Data for processing —

++++++++

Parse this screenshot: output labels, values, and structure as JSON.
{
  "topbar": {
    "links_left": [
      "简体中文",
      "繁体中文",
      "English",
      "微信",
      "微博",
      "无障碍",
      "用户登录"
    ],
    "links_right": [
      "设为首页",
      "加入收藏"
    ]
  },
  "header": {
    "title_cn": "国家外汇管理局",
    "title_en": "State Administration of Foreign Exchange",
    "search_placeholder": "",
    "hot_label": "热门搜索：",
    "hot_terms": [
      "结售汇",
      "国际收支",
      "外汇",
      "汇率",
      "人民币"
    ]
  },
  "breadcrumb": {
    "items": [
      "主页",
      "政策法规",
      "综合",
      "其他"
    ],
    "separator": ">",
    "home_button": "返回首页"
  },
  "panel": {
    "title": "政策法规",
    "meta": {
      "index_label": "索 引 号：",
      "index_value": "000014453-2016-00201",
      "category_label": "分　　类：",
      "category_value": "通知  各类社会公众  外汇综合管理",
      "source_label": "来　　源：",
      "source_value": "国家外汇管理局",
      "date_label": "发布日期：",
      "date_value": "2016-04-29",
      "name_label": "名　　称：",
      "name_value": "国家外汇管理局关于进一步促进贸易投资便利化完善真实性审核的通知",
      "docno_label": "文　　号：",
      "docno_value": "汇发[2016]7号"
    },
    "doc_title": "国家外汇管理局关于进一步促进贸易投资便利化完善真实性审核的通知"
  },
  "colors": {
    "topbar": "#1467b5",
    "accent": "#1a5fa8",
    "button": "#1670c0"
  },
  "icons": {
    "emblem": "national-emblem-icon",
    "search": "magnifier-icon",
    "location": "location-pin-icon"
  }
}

++++++++

Given exercise —
Copy all of the data. Keep every word exactly as it is.

Response to this task —
Parse this screenshot: output labels, values, and structure as JSON.
{
  "topbar": {
    "links_left": [
      "简体中文",
      "繁体中文",
      "English",
      "微信",
      "微博",
      "无障碍",
      "用户登录"
    ],
    "links_right": [
      "设为首页",
      "加入收藏"
    ]
  },
  "header": {
    "title_cn": "国家外汇管理局",
    "title_en": "State Administration of Foreign Exchange",
    "search_placeholder": "",
    "hot_label": "热门搜索：",
    "hot_terms": [
      "结售汇",
      "国际收支",
      "外汇",
      "汇率",
      "人民币"
    ]
  },
  "breadcrumb": {
    "items": [
      "主页",
      "政策法规",
      "综合",
      "其他"
    ],
    "separator": ">",
    "home_button": "返回首页"
  },
  "panel": {
    "title": "政策法规",
    "meta": {
      "index_label": "索 引 号：",
      "index_value": "000014453-2016-00201",
      "category_label": "分　　类：",
      "category_value": "通知  各类社会公众  外汇综合管理",
      "source_label": "来　　源：",
      "source_value": "国家外汇管理局",
      "date_label": "发布日期：",
      "date_value": "2016-04-29",
      "name_label": "名　　称：",
      "name_value": "国家外汇管理局关于进一步促进贸易投资便利化完善真实性审核的通知",
      "docno_label": "文　　号：",
      "docno_value": "汇发[2016]7号"
    },
    "doc_title": "国家外汇管理局关于进一步促进贸易投资便利化完善真实性审核的通知"
  },
  "colors": {
    "topbar": "#1467b5",
    "accent": "#1a5fa8",
    "button": "#1670c0"
  },
  "icons": {
    "emblem": "national-emblem-icon",
    "search": "magnifier-icon",
    "location": "location-pin-icon"
  }
}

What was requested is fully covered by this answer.